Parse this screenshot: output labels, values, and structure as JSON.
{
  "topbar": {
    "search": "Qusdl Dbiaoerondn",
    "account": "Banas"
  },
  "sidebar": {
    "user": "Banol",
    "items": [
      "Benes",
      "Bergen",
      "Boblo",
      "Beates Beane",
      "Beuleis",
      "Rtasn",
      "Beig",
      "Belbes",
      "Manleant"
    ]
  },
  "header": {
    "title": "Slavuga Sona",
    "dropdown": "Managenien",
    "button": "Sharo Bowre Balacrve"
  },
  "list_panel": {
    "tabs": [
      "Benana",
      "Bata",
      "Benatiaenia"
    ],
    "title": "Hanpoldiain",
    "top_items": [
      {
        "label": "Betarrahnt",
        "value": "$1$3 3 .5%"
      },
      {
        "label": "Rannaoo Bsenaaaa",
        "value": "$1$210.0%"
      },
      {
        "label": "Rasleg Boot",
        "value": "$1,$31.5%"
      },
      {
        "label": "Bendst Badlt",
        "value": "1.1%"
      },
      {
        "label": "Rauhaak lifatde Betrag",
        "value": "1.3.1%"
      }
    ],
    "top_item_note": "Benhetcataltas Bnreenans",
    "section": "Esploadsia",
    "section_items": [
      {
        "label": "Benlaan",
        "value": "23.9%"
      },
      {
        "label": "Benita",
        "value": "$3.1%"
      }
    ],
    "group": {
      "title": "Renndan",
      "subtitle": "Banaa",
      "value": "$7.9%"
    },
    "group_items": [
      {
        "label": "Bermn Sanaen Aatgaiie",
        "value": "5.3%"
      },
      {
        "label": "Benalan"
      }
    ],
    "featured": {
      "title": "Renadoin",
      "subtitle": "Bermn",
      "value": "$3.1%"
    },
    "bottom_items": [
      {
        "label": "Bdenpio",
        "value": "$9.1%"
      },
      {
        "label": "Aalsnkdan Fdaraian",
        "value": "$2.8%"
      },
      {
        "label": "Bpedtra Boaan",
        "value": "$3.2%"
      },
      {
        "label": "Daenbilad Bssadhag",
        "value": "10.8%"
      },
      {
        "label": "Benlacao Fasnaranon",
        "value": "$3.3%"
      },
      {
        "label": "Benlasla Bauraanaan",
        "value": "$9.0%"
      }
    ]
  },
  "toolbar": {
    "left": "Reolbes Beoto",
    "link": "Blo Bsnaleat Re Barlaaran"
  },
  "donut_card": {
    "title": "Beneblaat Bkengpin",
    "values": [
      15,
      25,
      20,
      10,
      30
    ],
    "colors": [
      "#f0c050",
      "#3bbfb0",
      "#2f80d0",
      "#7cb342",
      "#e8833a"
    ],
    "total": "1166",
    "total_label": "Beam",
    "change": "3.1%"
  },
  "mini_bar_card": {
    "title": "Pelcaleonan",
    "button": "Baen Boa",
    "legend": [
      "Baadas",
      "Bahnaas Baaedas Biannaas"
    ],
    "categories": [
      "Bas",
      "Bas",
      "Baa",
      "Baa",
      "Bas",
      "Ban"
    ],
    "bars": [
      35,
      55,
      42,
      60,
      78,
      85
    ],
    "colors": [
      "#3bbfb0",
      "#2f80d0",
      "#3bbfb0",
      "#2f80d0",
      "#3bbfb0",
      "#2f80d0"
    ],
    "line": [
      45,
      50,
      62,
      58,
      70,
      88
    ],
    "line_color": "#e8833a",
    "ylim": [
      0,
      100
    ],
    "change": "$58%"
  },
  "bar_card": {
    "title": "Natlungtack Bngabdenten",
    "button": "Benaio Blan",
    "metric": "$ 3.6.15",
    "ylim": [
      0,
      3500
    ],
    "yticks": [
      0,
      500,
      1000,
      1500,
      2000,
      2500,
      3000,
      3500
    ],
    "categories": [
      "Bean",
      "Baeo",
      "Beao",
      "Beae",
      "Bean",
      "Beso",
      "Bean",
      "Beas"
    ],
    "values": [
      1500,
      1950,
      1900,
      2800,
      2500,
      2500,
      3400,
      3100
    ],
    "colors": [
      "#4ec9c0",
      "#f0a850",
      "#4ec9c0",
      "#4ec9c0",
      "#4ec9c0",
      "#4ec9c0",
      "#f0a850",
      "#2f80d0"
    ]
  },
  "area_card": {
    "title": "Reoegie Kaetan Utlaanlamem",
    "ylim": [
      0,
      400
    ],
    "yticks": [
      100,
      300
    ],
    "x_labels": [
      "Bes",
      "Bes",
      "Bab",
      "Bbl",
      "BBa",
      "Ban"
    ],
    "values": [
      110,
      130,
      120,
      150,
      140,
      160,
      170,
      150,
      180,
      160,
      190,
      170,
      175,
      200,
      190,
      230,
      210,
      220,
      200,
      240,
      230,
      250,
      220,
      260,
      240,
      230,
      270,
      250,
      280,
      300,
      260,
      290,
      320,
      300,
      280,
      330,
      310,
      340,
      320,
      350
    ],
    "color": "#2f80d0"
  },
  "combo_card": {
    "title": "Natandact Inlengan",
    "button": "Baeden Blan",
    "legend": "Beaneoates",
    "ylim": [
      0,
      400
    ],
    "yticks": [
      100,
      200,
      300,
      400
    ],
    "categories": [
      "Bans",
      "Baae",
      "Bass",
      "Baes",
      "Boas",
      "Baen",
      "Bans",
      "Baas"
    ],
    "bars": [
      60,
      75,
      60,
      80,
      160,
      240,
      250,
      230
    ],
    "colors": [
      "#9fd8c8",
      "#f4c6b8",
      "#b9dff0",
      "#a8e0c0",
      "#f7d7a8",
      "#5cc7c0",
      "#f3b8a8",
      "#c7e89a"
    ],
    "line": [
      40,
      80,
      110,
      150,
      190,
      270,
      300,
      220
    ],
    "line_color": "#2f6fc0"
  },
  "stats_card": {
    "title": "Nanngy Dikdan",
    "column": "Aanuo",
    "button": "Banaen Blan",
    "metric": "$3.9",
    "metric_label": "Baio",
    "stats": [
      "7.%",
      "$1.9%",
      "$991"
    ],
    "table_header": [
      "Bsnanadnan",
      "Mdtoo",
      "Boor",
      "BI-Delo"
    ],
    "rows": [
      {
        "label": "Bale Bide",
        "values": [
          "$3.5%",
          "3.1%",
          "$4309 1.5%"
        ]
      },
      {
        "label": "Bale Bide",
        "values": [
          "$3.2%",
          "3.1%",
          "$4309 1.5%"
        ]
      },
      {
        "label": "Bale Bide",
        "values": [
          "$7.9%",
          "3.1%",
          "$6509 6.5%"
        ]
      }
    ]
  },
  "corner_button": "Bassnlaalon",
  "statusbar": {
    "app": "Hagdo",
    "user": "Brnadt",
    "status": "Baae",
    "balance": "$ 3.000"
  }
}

# # # #

**WRITTEN TASK:** Write an exact transcription of every entry above.

**FINAL RESULT:**
Parse this screenshot: output labels, values, and structure as JSON.
{
  "topbar": {
    "search": "Qusdl Dbiaoerondn",
    "account": "Banas"
  },
  "sidebar": {
    "user": "Banol",
    "items": [
      "Benes",
      "Bergen",
      "Boblo",
      "Beates Beane",
      "Beuleis",
      "Rtasn",
      "Beig",
      "Belbes",
      "Manleant"
    ]
  },
  "header": {
    "title": "Slavuga Sona",
    "dropdown": "Managenien",
    "button": "Sharo Bowre Balacrve"
  },
  "list_panel": {
    "tabs": [
      "Benana",
      "Bata",
      "Benatiaenia"
    ],
    "title": "Hanpoldiain",
    "top_items": [
      {
        "label": "Betarrahnt",
        "value": "$1$3 3 .5%"
      },
      {
        "label": "Rannaoo Bsenaaaa",
        "value": "$1$210.0%"
      },
      {
        "label": "Rasleg Boot",
        "value": "$1,$31.5%"
      },
      {
        "label": "Bendst Badlt",
        "value": "1.1%"
      },
      {
        "label": "Rauhaak lifatde Betrag",
        "value": "1.3.1%"
      }
    ],
    "top_item_note": "Benhetcataltas Bnreenans",
    "section": "Esploadsia",
    "section_items": [
      {
        "label": "Benlaan",
        "value": "23.9%"
      },
      {
        "label": "Benita",
        "value": "$3.1%"
      }
    ],
    "group": {
      "title": "Renndan",
      "subtitle": "Banaa",
      "value": "$7.9%"
    },
    "group_items": [
      {
        "label": "Bermn Sanaen Aatgaiie",
        "value": "5.3%"
      },
      {
        "label": "Benalan"
      }
    ],
    "featured": {
      "title": "Renadoin",
      "subtitle": "Bermn",
      "value": "$3.1%"
    },
    "bottom_items": [
      {
        "label": "Bdenpio",
        "value": "$9.1%"
      },
      {
        "label": "Aalsnkdan Fdaraian",
        "value": "$2.8%"
      },
      {
        "label": "Bpedtra Boaan",
        "value": "$3.2%"
      },
      {
        "label": "Daenbilad Bssadhag",
        "value": "10.8%"
      },
      {
        "label": "Benlacao Fasnaranon",
        "value": "$3.3%"
      },
      {
        "label": "Benlasla Bauraanaan",
        "value": "$9.0%"
      }
    ]
  },
  "toolbar": {
    "left": "Reolbes Beoto",
    "link": "Blo Bsnaleat Re Barlaaran"
  },
  "donut_card": {
    "title": "Beneblaat Bkengpin",
    "values": [
      15,
      25,
      20,
      10,
      30
    ],
    "colors": [
      "#f0c050",
      "#3bbfb0",
      "#2f80d0",
      "#7cb342",
      "#e8833a"
    ],
    "total": "1166",
    "total_label": "Beam",
    "change": "3.1%"
  },
  "mini_bar_card": {
    "title": "Pelcaleonan",
    "button": "Baen Boa",
    "legend": [
      "Baadas",
      "Bahnaas Baaedas Biannaas"
    ],
    "categories": [
      "Bas",
      "Bas",
      "Baa",
      "Baa",
      "Bas",
      "Ban"
    ],
    "bars": [
      35,
      55,
      42,
      60,
      78,
      85
    ],
    "colors": [
      "#3bbfb0",
      "#2f80d0",
      "#3bbfb0",
      "#2f80d0",
      "#3bbfb0",
      "#2f80d0"
    ],
    "line": [
      45,
      50,
      62,
      58,
      70,
      88
    ],
    "line_color": "#e8833a",
    "ylim": [
      0,
      100
    ],
    "change": "$58%"
  },
  "bar_card": {
    "title": "Natlungtack Bngabdenten",
    "button": "Benaio Blan",
    "metric": "$ 3.6.15",
    "ylim": [
      0,
      3500
    ],
    "yticks": [
      0,
      500,
      1000,
      1500,
      2000,
      2500,
      3000,
      3500
    ],
    "categories": [
      "Bean",
      "Baeo",
      "Beao",
      "Beae",
      "Bean",
      "Beso",
      "Bean",
      "Beas"
    ],
    "values": [
      1500,
      1950,
      1900,
      2800,
      2500,
      2500,
      3400,
      3100
    ],
    "colors": [
      "#4ec9c0",
      "#f0a850",
      "#4ec9c0",
      "#4ec9c0",
      "#4ec9c0",
      "#4ec9c0",
      "#f0a850",
      "#2f80d0"
    ]
  },
  "area_card": {
    "title": "Reoegie Kaetan Utlaanlamem",
    "ylim": [
      0,
      400
    ],
    "yticks": [
      100,
      300
    ],
    "x_labels": [
      "Bes",
      "Bes",
      "Bab",
      "Bbl",
      "BBa",
      "Ban"
    ],
    "values": [
      110,
      130,
      120,
      150,
      140,
      160,
      170,
      150,
      180,
      160,
      190,
      170,
      175,
      200,
      190,
      230,
      210,
      220,
      200,
      240,
      230,
      250,
      220,
      260,
      240,
      230,
      270,
      250,
      280,
      300,
      260,
      290,
      320,
      300,
      280,
      330,
      310,
      340,
      320,
      350
    ],
    "color": "#2f80d0"
  },
  "combo_card": {
    "title": "Natandact Inlengan",
    "button": "Baeden Blan",
    "legend": "Beaneoates",
    "ylim": [
      0,
      400
    ],
    "yticks": [
      100,
      200,
      300,
      400
    ],
    "categories": [
      "Bans",
      "Baae",
      "Bass",
      "Baes",
      "Boas",
      "Baen",
      "Bans",
      "Baas"
    ],
    "bars": [
      60,
      75,
      60,
      80,
      160,
      240,
      250,
      230
    ],
    "colors": [
      "#9fd8c8",
      "#f4c6b8",
      "#b9dff0",
      "#a8e0c0",
      "#f7d7a8",
      "#5cc7c0",
      "#f3b8a8",
      "#c7e89a"
    ],
    "line": [
      40,
      80,
      110,
      150,
      190,
      270,
      300,
      220
    ],
    "line_color": "#2f6fc0"
  },
  "stats_card": {
    "title": "Nanngy Dikdan",
    "column": "Aanuo",
    "button": "Banaen Blan",
    "metric": "$3.9",
    "metric_label": "Baio",
    "stats": [
      "7.%",
      "$1.9%",
      "$991"
    ],
    "table_header": [
      "Bsnanadnan",
      "Mdtoo",
      "Boor",
      "BI-Delo"
    ],
    "rows": [
      {
        "label": "Bale Bide",
        "values": [
          "$3.5%",
          "3.1%",
          "$4309 1.5%"
        ]
      },
      {
        "label": "Bale Bide",
        "values": [
          "$3.2%",
          "3.1%",
          "$4309 1.5%"
        ]
      },
      {
        "label": "Bale Bide",
        "values": [
          "$7.9%",
          "3.1%",
          "$6509 6.5%"
        ]
      }
    ]
  },
  "corner_button": "Bassnlaalon",
  "statusbar": {
    "app": "Hagdo",
    "user": "Brnadt",
    "status": "Baae",
    "balance": "$ 3.000"
  }
}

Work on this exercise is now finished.